■ STATED EXERCISE ■
An exact copy of all the data is required, with pictures left out.

■ Dataset items ■
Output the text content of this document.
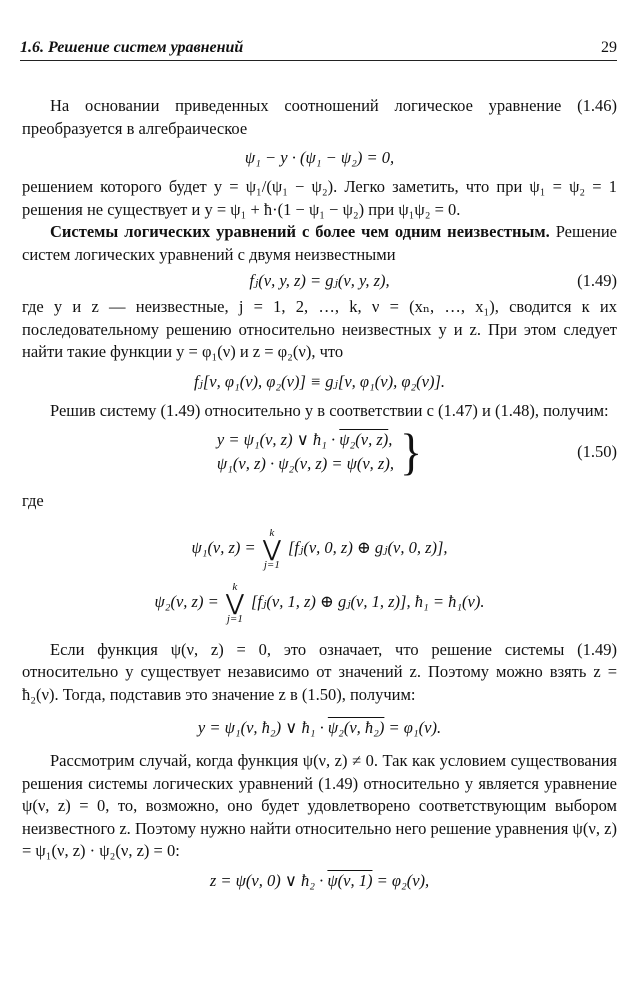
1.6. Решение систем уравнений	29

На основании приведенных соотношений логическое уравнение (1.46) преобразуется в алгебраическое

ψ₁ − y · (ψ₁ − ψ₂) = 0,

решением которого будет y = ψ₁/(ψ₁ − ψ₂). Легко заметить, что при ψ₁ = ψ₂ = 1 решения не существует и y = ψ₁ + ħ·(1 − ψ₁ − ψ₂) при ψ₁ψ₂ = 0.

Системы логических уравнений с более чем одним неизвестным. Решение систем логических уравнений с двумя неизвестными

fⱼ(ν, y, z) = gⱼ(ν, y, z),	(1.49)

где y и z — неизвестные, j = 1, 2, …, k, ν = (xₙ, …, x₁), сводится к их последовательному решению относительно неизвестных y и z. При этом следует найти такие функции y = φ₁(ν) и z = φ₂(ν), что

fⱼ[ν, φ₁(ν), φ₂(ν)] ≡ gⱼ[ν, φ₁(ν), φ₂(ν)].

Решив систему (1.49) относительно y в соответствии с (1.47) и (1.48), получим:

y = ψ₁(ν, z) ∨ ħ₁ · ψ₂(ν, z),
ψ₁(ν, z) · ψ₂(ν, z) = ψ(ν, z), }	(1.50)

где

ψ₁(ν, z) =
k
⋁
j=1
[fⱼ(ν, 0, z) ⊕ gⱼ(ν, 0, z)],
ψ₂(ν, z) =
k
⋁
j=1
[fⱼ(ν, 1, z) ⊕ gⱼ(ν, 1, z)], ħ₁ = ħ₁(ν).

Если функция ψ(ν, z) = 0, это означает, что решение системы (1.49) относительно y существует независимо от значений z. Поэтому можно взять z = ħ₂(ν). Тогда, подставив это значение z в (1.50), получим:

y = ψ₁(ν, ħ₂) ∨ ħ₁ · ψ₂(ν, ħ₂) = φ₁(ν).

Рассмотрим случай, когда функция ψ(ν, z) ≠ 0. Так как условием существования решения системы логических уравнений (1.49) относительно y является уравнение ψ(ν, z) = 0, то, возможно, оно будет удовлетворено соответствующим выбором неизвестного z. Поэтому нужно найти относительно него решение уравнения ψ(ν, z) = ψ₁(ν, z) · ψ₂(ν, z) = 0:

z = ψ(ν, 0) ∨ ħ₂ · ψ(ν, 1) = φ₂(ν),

■ REPLY TO THE EXERCISE ■
Output the text content of this document.
1.6. Решение систем уравнений	29

На основании приведенных соотношений логическое уравнение (1.46) преобразуется в алгебраическое

ψ₁ − y · (ψ₁ − ψ₂) = 0,

решением которого будет y = ψ₁/(ψ₁ − ψ₂). Легко заметить, что при ψ₁ = ψ₂ = 1 решения не существует и y = ψ₁ + ħ·(1 − ψ₁ − ψ₂) при ψ₁ψ₂ = 0.

Системы логических уравнений с более чем одним неизвестным. Решение систем логических уравнений с двумя неизвестными

fⱼ(ν, y, z) = gⱼ(ν, y, z),	(1.49)

где y и z — неизвестные, j = 1, 2, …, k, ν = (xₙ, …, x₁), сводится к их последовательному решению относительно неизвестных y и z. При этом следует найти такие функции y = φ₁(ν) и z = φ₂(ν), что

fⱼ[ν, φ₁(ν), φ₂(ν)] ≡ gⱼ[ν, φ₁(ν), φ₂(ν)].

Решив систему (1.49) относительно y в соответствии с (1.47) и (1.48), получим:

y = ψ₁(ν, z) ∨ ħ₁ · ψ₂(ν, z),
ψ₁(ν, z) · ψ₂(ν, z) = ψ(ν, z), }	(1.50)

где

ψ₁(ν, z) =
k
⋁
j=1
[fⱼ(ν, 0, z) ⊕ gⱼ(ν, 0, z)],
ψ₂(ν, z) =
k
⋁
j=1
[fⱼ(ν, 1, z) ⊕ gⱼ(ν, 1, z)], ħ₁ = ħ₁(ν).

Если функция ψ(ν, z) = 0, это означает, что решение системы (1.49) относительно y существует независимо от значений z. Поэтому можно взять z = ħ₂(ν). Тогда, подставив это значение z в (1.50), получим:

y = ψ₁(ν, ħ₂) ∨ ħ₁ · ψ₂(ν, ħ₂) = φ₁(ν).

Рассмотрим случай, когда функция ψ(ν, z) ≠ 0. Так как условием существования решения системы логических уравнений (1.49) относительно y является уравнение ψ(ν, z) = 0, то, возможно, оно будет удовлетворено соответствующим выбором неизвестного z. Поэтому нужно найти относительно него решение уравнения ψ(ν, z) = ψ₁(ν, z) · ψ₂(ν, z) = 0:

z = ψ(ν, 0) ∨ ħ₂ · ψ(ν, 1) = φ₂(ν),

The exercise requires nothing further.